Instructions to follow:
Go through the material and tally the lines containing the string "labor". Give the total alone.

***** Records for this exercise *****

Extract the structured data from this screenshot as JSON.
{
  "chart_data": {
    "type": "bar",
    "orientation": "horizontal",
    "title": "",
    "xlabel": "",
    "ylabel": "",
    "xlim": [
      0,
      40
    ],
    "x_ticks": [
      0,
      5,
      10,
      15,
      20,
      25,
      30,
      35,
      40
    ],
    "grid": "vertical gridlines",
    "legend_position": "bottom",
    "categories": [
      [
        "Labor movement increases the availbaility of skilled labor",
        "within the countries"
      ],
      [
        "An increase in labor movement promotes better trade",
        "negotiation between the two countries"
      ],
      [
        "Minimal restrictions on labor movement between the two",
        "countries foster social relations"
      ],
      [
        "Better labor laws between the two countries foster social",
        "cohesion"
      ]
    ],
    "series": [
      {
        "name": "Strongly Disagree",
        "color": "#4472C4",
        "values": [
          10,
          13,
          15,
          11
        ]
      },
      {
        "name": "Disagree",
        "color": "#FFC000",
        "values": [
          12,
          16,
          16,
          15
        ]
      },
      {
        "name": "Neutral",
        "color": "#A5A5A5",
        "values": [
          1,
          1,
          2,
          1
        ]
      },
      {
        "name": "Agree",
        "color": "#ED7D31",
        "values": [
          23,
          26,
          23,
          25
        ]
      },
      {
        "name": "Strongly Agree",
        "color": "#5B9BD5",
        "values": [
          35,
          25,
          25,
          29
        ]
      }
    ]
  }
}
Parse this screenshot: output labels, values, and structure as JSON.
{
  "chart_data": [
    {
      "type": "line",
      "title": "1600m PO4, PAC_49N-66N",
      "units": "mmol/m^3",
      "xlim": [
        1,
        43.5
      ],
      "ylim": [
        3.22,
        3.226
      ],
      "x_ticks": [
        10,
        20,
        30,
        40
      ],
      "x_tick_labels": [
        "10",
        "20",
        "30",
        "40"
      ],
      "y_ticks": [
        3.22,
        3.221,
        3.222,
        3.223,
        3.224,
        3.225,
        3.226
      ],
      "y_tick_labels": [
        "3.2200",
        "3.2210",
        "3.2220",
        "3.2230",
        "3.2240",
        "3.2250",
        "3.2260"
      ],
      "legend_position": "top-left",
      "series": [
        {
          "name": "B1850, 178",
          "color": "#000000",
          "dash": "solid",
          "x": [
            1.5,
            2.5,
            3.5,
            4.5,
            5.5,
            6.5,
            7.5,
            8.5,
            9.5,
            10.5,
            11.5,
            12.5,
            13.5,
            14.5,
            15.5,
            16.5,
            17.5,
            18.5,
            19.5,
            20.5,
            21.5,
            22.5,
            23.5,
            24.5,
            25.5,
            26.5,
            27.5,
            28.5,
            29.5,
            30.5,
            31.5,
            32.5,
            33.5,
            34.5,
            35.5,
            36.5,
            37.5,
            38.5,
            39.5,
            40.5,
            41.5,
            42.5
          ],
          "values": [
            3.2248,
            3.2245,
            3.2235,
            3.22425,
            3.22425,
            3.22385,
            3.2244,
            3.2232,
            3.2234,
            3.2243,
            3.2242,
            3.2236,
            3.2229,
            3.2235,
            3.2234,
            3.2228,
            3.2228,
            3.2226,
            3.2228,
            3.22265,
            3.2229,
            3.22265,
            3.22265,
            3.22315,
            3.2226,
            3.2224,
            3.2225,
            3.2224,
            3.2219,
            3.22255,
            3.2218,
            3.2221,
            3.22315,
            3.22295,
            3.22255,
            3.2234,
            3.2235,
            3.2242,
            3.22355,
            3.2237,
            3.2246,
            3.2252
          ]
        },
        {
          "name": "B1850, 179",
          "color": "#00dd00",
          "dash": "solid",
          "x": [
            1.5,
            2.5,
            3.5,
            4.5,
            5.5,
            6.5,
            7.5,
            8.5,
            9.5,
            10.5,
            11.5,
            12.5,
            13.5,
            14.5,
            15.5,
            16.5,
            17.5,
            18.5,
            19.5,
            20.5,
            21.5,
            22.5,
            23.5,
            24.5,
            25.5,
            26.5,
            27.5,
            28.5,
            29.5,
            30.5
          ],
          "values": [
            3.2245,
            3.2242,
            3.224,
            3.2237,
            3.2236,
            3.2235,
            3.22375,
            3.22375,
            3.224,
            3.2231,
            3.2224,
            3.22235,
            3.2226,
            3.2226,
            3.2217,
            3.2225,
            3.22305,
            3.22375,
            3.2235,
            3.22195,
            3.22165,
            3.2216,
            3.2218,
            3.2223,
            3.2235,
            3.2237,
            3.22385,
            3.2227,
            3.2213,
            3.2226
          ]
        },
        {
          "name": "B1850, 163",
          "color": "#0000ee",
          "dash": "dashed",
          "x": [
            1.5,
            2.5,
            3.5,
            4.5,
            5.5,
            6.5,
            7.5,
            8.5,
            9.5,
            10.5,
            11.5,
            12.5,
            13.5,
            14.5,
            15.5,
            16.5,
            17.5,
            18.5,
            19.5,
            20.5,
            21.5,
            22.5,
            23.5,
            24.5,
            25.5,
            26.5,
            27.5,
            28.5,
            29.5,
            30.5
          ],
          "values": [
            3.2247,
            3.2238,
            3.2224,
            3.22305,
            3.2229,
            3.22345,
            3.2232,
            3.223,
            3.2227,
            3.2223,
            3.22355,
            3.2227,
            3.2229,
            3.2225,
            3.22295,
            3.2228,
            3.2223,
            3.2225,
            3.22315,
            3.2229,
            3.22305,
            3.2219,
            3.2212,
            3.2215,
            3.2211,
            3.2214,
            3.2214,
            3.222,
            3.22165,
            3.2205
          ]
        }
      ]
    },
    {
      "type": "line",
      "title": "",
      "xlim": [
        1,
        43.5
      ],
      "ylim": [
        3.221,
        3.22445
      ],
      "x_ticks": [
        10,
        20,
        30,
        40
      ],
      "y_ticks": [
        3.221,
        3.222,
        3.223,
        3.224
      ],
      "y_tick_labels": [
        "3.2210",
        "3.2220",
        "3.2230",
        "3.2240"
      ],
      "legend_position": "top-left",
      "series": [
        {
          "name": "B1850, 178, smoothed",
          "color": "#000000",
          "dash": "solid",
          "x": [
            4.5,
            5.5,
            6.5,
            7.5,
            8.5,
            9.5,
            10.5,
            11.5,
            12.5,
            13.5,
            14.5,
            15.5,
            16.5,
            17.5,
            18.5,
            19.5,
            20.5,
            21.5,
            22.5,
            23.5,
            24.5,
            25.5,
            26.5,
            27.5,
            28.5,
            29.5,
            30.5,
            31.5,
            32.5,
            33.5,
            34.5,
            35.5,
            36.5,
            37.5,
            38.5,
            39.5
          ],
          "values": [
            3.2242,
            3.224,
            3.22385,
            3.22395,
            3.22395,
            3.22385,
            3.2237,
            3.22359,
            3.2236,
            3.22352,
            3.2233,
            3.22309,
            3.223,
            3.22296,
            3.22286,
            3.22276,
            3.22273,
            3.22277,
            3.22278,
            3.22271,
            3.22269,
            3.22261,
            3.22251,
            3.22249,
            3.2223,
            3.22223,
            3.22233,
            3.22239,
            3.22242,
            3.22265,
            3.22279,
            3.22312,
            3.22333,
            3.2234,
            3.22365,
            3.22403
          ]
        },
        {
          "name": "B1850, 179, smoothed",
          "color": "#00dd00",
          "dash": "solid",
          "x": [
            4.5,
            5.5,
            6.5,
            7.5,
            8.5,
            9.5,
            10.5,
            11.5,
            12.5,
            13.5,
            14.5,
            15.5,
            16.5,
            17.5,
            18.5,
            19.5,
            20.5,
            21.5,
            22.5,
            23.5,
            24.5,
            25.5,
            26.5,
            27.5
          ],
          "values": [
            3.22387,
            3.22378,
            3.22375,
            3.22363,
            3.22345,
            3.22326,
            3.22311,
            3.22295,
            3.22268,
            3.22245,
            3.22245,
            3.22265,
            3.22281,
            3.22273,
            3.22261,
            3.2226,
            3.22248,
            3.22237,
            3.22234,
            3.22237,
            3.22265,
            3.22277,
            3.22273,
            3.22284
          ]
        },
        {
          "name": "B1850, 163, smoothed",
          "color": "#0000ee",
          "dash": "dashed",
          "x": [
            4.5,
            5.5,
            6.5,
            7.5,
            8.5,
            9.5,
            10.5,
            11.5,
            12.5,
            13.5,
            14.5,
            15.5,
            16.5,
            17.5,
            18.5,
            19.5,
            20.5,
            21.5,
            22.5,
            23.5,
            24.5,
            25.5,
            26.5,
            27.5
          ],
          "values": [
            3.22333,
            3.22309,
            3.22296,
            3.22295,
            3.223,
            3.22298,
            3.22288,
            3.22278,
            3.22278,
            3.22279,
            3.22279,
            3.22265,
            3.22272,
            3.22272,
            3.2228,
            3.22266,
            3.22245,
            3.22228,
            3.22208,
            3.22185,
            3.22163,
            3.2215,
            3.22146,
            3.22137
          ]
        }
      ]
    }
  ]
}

*****

Exercise answer:
4